* The request *
Transcribe the whole listing without a single picture.
····················
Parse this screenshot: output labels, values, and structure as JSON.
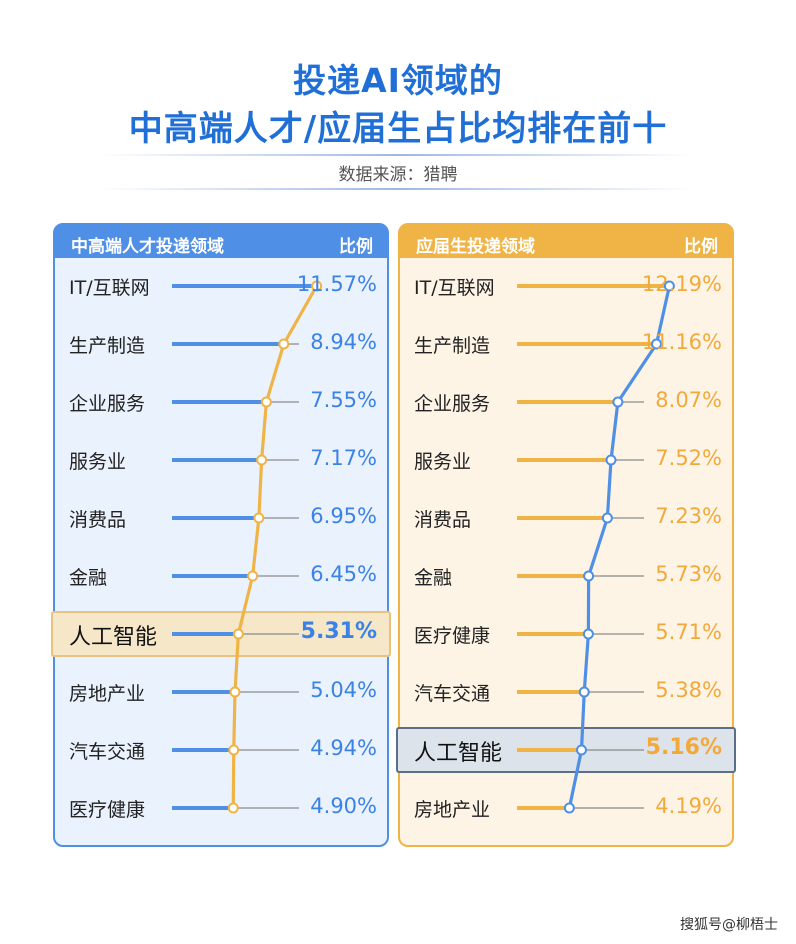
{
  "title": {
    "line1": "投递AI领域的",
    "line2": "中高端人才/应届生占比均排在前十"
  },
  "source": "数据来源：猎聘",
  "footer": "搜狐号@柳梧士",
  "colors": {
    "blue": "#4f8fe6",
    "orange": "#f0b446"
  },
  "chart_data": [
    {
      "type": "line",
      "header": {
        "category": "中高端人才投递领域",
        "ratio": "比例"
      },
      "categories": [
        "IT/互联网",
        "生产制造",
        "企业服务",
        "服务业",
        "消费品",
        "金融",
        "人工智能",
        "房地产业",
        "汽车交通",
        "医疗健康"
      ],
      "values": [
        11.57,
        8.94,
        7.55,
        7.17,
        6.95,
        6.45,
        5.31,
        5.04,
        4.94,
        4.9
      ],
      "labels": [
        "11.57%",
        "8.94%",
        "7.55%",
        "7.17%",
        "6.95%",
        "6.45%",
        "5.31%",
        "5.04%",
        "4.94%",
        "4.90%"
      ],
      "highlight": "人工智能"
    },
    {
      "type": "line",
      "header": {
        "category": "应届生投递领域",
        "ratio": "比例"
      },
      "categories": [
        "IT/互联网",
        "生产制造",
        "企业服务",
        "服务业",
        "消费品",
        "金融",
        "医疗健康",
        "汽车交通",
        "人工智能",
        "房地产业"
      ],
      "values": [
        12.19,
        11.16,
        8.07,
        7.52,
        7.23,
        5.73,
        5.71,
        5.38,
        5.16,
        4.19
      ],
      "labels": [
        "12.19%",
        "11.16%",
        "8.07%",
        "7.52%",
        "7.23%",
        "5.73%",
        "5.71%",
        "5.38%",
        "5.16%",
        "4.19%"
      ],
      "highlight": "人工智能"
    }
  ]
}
····················
* Expected output *
Parse this screenshot: output labels, values, and structure as JSON.
{
  "title": {
    "line1": "投递AI领域的",
    "line2": "中高端人才/应届生占比均排在前十"
  },
  "source": "数据来源：猎聘",
  "footer": "搜狐号@柳梧士",
  "colors": {
    "blue": "#4f8fe6",
    "orange": "#f0b446"
  },
  "chart_data": [
    {
      "type": "line",
      "header": {
        "category": "中高端人才投递领域",
        "ratio": "比例"
      },
      "categories": [
        "IT/互联网",
        "生产制造",
        "企业服务",
        "服务业",
        "消费品",
        "金融",
        "人工智能",
        "房地产业",
        "汽车交通",
        "医疗健康"
      ],
      "values": [
        11.57,
        8.94,
        7.55,
        7.17,
        6.95,
        6.45,
        5.31,
        5.04,
        4.94,
        4.9
      ],
      "labels": [
        "11.57%",
        "8.94%",
        "7.55%",
        "7.17%",
        "6.95%",
        "6.45%",
        "5.31%",
        "5.04%",
        "4.94%",
        "4.90%"
      ],
      "highlight": "人工智能"
    },
    {
      "type": "line",
      "header": {
        "category": "应届生投递领域",
        "ratio": "比例"
      },
      "categories": [
        "IT/互联网",
        "生产制造",
        "企业服务",
        "服务业",
        "消费品",
        "金融",
        "医疗健康",
        "汽车交通",
        "人工智能",
        "房地产业"
      ],
      "values": [
        12.19,
        11.16,
        8.07,
        7.52,
        7.23,
        5.73,
        5.71,
        5.38,
        5.16,
        4.19
      ],
      "labels": [
        "12.19%",
        "11.16%",
        "8.07%",
        "7.52%",
        "7.23%",
        "5.73%",
        "5.71%",
        "5.38%",
        "5.16%",
        "4.19%"
      ],
      "highlight": "人工智能"
    }
  ]
}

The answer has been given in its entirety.